Goal of the exercise |
Restate each of the lines given below, word for word.

Dataset records
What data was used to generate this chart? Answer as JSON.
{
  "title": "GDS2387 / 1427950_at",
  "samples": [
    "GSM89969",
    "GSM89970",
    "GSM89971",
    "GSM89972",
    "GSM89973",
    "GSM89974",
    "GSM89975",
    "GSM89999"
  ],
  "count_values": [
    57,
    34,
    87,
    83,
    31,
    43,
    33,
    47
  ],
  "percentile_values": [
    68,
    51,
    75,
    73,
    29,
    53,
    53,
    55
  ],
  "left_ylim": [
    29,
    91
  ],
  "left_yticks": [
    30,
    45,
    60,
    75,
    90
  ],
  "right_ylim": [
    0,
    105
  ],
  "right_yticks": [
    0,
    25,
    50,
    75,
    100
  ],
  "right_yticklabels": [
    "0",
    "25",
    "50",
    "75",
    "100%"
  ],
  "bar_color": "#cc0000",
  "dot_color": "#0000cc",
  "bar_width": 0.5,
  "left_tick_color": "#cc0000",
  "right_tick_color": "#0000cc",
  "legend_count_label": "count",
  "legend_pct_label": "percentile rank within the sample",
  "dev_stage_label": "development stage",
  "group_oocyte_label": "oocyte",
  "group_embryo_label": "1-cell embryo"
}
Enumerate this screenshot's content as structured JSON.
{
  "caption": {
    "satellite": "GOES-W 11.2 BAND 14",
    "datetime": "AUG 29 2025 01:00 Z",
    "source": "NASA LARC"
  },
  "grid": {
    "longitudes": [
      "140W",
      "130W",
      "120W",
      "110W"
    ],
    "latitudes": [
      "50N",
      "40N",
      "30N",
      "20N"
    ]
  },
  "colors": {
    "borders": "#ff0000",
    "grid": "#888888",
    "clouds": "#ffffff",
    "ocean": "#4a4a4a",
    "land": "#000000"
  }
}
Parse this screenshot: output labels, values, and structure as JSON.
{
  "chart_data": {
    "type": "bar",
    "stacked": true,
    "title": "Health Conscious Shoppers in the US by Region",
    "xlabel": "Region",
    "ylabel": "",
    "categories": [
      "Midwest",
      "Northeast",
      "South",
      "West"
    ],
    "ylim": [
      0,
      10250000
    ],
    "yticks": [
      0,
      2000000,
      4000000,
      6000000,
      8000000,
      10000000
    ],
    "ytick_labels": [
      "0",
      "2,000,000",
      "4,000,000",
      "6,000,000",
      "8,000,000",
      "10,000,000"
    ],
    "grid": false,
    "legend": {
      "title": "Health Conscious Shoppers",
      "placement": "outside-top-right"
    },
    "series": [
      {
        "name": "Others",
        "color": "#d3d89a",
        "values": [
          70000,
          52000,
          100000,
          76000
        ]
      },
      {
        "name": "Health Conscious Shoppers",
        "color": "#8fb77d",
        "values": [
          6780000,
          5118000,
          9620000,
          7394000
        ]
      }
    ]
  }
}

Worked solution |
What data was used to generate this chart? Answer as JSON.
{
  "title": "GDS2387 / 1427950_at",
  "samples": [
    "GSM89969",
    "GSM89970",
    "GSM89971",
    "GSM89972",
    "GSM89973",
    "GSM89974",
    "GSM89975",
    "GSM89999"
  ],
  "count_values": [
    57,
    34,
    87,
    83,
    31,
    43,
    33,
    47
  ],
  "percentile_values": [
    68,
    51,
    75,
    73,
    29,
    53,
    53,
    55
  ],
  "left_ylim": [
    29,
    91
  ],
  "left_yticks": [
    30,
    45,
    60,
    75,
    90
  ],
  "right_ylim": [
    0,
    105
  ],
  "right_yticks": [
    0,
    25,
    50,
    75,
    100
  ],
  "right_yticklabels": [
    "0",
    "25",
    "50",
    "75",
    "100%"
  ],
  "bar_color": "#cc0000",
  "dot_color": "#0000cc",
  "bar_width": 0.5,
  "left_tick_color": "#cc0000",
  "right_tick_color": "#0000cc",
  "legend_count_label": "count",
  "legend_pct_label": "percentile rank within the sample",
  "dev_stage_label": "development stage",
  "group_oocyte_label": "oocyte",
  "group_embryo_label": "1-cell embryo"
}
Enumerate this screenshot's content as structured JSON.
{
  "caption": {
    "satellite": "GOES-W 11.2 BAND 14",
    "datetime": "AUG 29 2025 01:00 Z",
    "source": "NASA LARC"
  },
  "grid": {
    "longitudes": [
      "140W",
      "130W",
      "120W",
      "110W"
    ],
    "latitudes": [
      "50N",
      "40N",
      "30N",
      "20N"
    ]
  },
  "colors": {
    "borders": "#ff0000",
    "grid": "#888888",
    "clouds": "#ffffff",
    "ocean": "#4a4a4a",
    "land": "#000000"
  }
}
Parse this screenshot: output labels, values, and structure as JSON.
{
  "chart_data": {
    "type": "bar",
    "stacked": true,
    "title": "Health Conscious Shoppers in the US by Region",
    "xlabel": "Region",
    "ylabel": "",
    "categories": [
      "Midwest",
      "Northeast",
      "South",
      "West"
    ],
    "ylim": [
      0,
      10250000
    ],
    "yticks": [
      0,
      2000000,
      4000000,
      6000000,
      8000000,
      10000000
    ],
    "ytick_labels": [
      "0",
      "2,000,000",
      "4,000,000",
      "6,000,000",
      "8,000,000",
      "10,000,000"
    ],
    "grid": false,
    "legend": {
      "title": "Health Conscious Shoppers",
      "placement": "outside-top-right"
    },
    "series": [
      {
        "name": "Others",
        "color": "#d3d89a",
        "values": [
          70000,
          52000,
          100000,
          76000
        ]
      },
      {
        "name": "Health Conscious Shoppers",
        "color": "#8fb77d",
        "values": [
          6780000,
          5118000,
          9620000,
          7394000
        ]
      }
    ]
  }
}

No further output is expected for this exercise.